* **Records shown**:
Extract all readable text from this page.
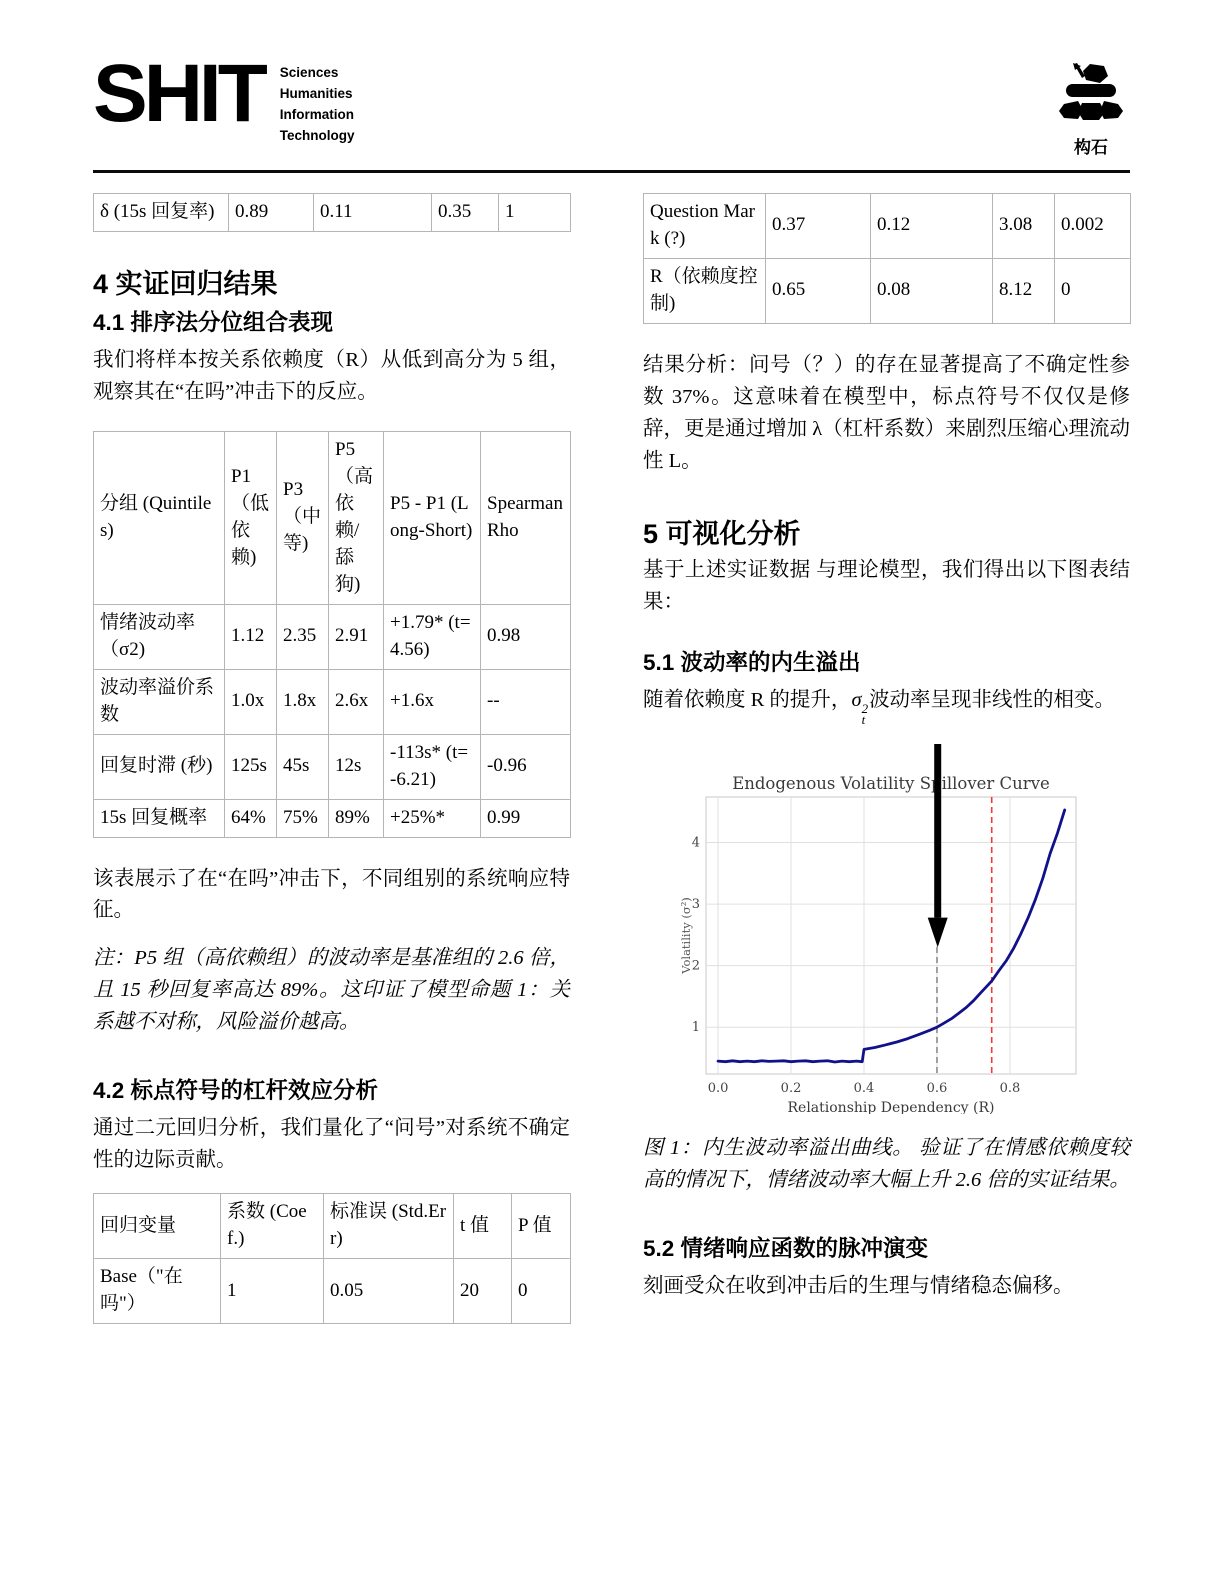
SHIT Sciences
Humanities
Information
Technology
构石
δ (15s 回复率)	0.89	0.11	0.35	1
4 实证回归结果
4.1 排序法分位组合表现

我们将样本按关系依赖度（R）从低到高分为 5 组，观察其在“在吗”冲击下的反应。

分组 (Quintiles)	P1 （低依赖)	P3 （中等)	P5 （高依赖/舔狗)	P5 - P1 (Long-Short)	Spearman Rho
情绪波动率（σ2)	1.12	2.35	2.91	+1.79* (t=4.56)	0.98
波动率溢价系数	1.0x	1.8x	2.6x	+1.6x	--
回复时滞 (秒)	125s	45s	12s	-113s* (t=-6.21)	-0.96
15s 回复概率	64%	75%	89%	+25%*	0.99

该表展示了在“在吗”冲击下，不同组别的系统响应特征。

注：P5 组（高依赖组）的波动率是基准组的 2.6 倍，且 15 秒回复率高达 89%。这印证了模型命题 1：关系越不对称，风险溢价越高。

4.2 标点符号的杠杆效应分析

通过二元回归分析，我们量化了“问号”对系统不确定性的边际贡献。

回归变量	系数 (Coef.)	标准误 (Std.Err)	t 值	P 值
Base（"在吗"）	1	0.05	20	0
Question Mark (?)	0.37	0.12	3.08	0.002
R（依赖度控制)	0.65	0.08	8.12	0

结果分析：问号（？）的存在显著提高了不确定性参数 37%。这意味着在模型中，标点符号不仅仅是修辞，更是通过增加 λ（杠杆系数）来剧烈压缩心理流动性 L。

5 可视化分析

基于上述实证数据 与理论模型，我们得出以下图表结果：

5.1 波动率的内生溢出

随着依赖度 R 的提升，σ 2
t
波动率呈现非线性的相变。

0.0	0.2	0.4	0.6	0.8
1
2
3
4
Endogenous Volatility Spillover Curve
Relationship Dependency (R)
Volatility (σ²)

图 1：内生波动率溢出曲线。 验证了在情感依赖度较高的情况下，情绪波动率大幅上升 2.6 倍的实证结果。

5.2 情绪响应函数的脉冲演变

刻画受众在收到冲击后的生理与情绪稳态偏移。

* **Exercise task**: Print the records word for word and exclude any picture they hold.

* **Solution**:
Extract all readable text from this page.
SHIT Sciences
Humanities
Information
Technology
构石
δ (15s 回复率)	0.89	0.11	0.35	1
4 实证回归结果
4.1 排序法分位组合表现

我们将样本按关系依赖度（R）从低到高分为 5 组，观察其在“在吗”冲击下的反应。

分组 (Quintiles)	P1 （低依赖)	P3 （中等)	P5 （高依赖/舔狗)	P5 - P1 (Long-Short)	Spearman Rho
情绪波动率（σ2)	1.12	2.35	2.91	+1.79* (t=4.56)	0.98
波动率溢价系数	1.0x	1.8x	2.6x	+1.6x	--
回复时滞 (秒)	125s	45s	12s	-113s* (t=-6.21)	-0.96
15s 回复概率	64%	75%	89%	+25%*	0.99

该表展示了在“在吗”冲击下，不同组别的系统响应特征。

注：P5 组（高依赖组）的波动率是基准组的 2.6 倍，且 15 秒回复率高达 89%。这印证了模型命题 1：关系越不对称，风险溢价越高。

4.2 标点符号的杠杆效应分析

通过二元回归分析，我们量化了“问号”对系统不确定性的边际贡献。

回归变量	系数 (Coef.)	标准误 (Std.Err)	t 值	P 值
Base（"在吗"）	1	0.05	20	0
Question Mark (?)	0.37	0.12	3.08	0.002
R（依赖度控制)	0.65	0.08	8.12	0

结果分析：问号（？）的存在显著提高了不确定性参数 37%。这意味着在模型中，标点符号不仅仅是修辞，更是通过增加 λ（杠杆系数）来剧烈压缩心理流动性 L。

5 可视化分析

基于上述实证数据 与理论模型，我们得出以下图表结果：

5.1 波动率的内生溢出

随着依赖度 R 的提升，σ 2
t
波动率呈现非线性的相变。

0.0	0.2	0.4	0.6	0.8
1
2
3
4
Endogenous Volatility Spillover Curve
Relationship Dependency (R)
Volatility (σ²)

图 1：内生波动率溢出曲线。 验证了在情感依赖度较高的情况下，情绪波动率大幅上升 2.6 倍的实证结果。

5.2 情绪响应函数的脉冲演变

刻画受众在收到冲击后的生理与情绪稳态偏移。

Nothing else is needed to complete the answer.